[Begin PROVIDED RECORDS]

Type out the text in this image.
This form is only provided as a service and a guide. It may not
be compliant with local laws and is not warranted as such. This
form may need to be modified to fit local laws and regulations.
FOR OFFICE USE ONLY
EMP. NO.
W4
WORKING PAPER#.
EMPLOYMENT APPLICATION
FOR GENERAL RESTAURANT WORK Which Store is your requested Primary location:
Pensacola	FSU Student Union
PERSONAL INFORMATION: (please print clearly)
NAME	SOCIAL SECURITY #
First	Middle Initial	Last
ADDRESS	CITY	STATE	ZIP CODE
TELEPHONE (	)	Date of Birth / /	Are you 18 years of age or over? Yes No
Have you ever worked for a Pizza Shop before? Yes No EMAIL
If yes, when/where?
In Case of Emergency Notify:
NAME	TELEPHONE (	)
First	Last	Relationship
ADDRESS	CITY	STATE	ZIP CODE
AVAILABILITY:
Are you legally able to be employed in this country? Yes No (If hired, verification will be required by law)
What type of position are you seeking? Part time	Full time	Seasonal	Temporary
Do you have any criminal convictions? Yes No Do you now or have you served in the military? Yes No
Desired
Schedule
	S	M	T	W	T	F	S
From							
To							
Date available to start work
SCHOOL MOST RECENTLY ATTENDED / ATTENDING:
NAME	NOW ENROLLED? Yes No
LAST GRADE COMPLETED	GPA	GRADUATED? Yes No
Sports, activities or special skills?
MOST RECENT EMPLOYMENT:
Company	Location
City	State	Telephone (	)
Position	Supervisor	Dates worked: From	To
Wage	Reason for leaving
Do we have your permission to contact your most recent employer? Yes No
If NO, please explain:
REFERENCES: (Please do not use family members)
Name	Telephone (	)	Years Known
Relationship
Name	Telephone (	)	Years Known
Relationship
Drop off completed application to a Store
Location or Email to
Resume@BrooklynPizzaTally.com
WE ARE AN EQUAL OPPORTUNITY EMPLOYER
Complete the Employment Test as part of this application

[End PROVIDED RECORDS]

» WHAT THE TASK ASKS: Quote every entry exactly.

» COMPLETE OUTPUT:
Type out the text in this image.
This form is only provided as a service and a guide. It may not
be compliant with local laws and is not warranted as such. This
form may need to be modified to fit local laws and regulations.
FOR OFFICE USE ONLY
EMP. NO.
W4
WORKING PAPER#.
EMPLOYMENT APPLICATION
FOR GENERAL RESTAURANT WORK Which Store is your requested Primary location:
Pensacola	FSU Student Union
PERSONAL INFORMATION: (please print clearly)
NAME	SOCIAL SECURITY #
First	Middle Initial	Last
ADDRESS	CITY	STATE	ZIP CODE
TELEPHONE (	)	Date of Birth / /	Are you 18 years of age or over? Yes No
Have you ever worked for a Pizza Shop before? Yes No EMAIL
If yes, when/where?
In Case of Emergency Notify:
NAME	TELEPHONE (	)
First	Last	Relationship
ADDRESS	CITY	STATE	ZIP CODE
AVAILABILITY:
Are you legally able to be employed in this country? Yes No (If hired, verification will be required by law)
What type of position are you seeking? Part time	Full time	Seasonal	Temporary
Do you have any criminal convictions? Yes No Do you now or have you served in the military? Yes No
Desired
Schedule
	S	M	T	W	T	F	S
From							
To							
Date available to start work
SCHOOL MOST RECENTLY ATTENDED / ATTENDING:
NAME	NOW ENROLLED? Yes No
LAST GRADE COMPLETED	GPA	GRADUATED? Yes No
Sports, activities or special skills?
MOST RECENT EMPLOYMENT:
Company	Location
City	State	Telephone (	)
Position	Supervisor	Dates worked: From	To
Wage	Reason for leaving
Do we have your permission to contact your most recent employer? Yes No
If NO, please explain:
REFERENCES: (Please do not use family members)
Name	Telephone (	)	Years Known
Relationship
Name	Telephone (	)	Years Known
Relationship
Drop off completed application to a Store
Location or Email to
Resume@BrooklynPizzaTally.com
WE ARE AN EQUAL OPPORTUNITY EMPLOYER
Complete the Employment Test as part of this application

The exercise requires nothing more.